* [Task directions]:
Look through the records below, and whenever a line contains "organoid", copy it.

Structured page parsing data:

□ □ □

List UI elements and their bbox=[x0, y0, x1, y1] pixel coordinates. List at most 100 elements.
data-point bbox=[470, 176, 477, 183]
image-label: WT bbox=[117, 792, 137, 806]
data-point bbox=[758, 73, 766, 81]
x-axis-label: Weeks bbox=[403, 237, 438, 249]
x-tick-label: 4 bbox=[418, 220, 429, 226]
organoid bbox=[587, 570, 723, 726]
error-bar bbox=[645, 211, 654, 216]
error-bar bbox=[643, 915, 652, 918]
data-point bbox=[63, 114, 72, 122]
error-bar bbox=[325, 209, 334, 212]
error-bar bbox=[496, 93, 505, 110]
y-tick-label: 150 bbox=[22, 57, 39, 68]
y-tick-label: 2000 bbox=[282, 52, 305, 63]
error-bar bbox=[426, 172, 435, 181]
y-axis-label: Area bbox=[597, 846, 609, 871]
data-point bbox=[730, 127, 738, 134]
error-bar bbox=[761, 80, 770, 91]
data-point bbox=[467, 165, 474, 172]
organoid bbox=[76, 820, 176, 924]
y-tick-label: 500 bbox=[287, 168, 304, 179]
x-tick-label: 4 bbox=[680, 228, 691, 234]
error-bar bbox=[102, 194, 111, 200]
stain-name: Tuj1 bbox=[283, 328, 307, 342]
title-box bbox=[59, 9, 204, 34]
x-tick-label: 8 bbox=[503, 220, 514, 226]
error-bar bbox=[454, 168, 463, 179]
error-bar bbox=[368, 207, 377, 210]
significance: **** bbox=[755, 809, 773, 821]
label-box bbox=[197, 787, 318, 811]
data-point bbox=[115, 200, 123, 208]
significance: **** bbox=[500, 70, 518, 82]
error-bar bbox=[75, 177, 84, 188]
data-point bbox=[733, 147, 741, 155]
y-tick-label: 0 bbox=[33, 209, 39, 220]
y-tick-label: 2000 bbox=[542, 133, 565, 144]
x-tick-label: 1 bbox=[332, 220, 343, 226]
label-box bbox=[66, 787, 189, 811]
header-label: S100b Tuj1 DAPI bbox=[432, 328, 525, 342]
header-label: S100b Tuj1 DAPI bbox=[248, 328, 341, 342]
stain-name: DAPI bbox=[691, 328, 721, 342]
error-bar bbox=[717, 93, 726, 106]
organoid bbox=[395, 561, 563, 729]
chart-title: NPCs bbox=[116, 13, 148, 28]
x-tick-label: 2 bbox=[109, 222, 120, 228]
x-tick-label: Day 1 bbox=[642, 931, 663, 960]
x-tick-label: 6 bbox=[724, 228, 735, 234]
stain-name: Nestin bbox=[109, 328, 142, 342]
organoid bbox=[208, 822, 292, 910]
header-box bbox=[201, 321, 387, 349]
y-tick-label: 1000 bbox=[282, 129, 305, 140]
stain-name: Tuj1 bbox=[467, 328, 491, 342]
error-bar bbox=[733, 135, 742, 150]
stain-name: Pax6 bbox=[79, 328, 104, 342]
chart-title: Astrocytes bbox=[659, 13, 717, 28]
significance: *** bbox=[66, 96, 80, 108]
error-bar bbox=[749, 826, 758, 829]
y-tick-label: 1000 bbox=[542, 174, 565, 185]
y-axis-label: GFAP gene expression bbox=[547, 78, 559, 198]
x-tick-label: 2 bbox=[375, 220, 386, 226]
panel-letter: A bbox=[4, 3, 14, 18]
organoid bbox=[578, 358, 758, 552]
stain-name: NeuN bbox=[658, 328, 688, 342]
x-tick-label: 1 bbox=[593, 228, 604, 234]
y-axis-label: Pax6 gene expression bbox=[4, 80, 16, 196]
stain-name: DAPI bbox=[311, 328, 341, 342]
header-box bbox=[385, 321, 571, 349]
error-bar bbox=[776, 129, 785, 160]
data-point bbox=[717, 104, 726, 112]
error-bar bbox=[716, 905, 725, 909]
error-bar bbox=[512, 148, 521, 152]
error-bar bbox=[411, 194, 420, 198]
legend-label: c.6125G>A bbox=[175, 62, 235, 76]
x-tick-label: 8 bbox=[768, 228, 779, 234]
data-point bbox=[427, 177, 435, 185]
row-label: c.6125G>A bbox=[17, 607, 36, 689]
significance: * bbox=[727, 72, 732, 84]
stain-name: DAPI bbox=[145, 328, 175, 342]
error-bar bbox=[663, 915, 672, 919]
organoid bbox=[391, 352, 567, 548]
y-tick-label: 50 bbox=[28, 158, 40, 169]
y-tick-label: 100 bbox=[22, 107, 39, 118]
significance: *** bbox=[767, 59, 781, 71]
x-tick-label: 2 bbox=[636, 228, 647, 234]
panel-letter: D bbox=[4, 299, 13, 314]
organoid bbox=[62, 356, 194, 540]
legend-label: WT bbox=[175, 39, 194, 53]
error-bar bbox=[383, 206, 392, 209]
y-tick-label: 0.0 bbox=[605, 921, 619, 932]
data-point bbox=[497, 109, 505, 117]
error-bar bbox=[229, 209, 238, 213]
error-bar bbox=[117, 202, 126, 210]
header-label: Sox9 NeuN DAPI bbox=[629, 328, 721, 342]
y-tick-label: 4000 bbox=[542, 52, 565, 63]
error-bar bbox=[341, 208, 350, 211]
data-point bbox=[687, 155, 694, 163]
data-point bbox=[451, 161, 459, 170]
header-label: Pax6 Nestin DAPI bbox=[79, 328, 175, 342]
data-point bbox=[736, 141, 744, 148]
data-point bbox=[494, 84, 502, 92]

□ □ □

* [Answer box]:
organoid bbox=[587, 570, 723, 726]
organoid bbox=[76, 820, 176, 924]
organoid bbox=[395, 561, 563, 729]
organoid bbox=[208, 822, 292, 910]
organoid bbox=[578, 358, 758, 552]
organoid bbox=[391, 352, 567, 548]
organoid bbox=[62, 356, 194, 540]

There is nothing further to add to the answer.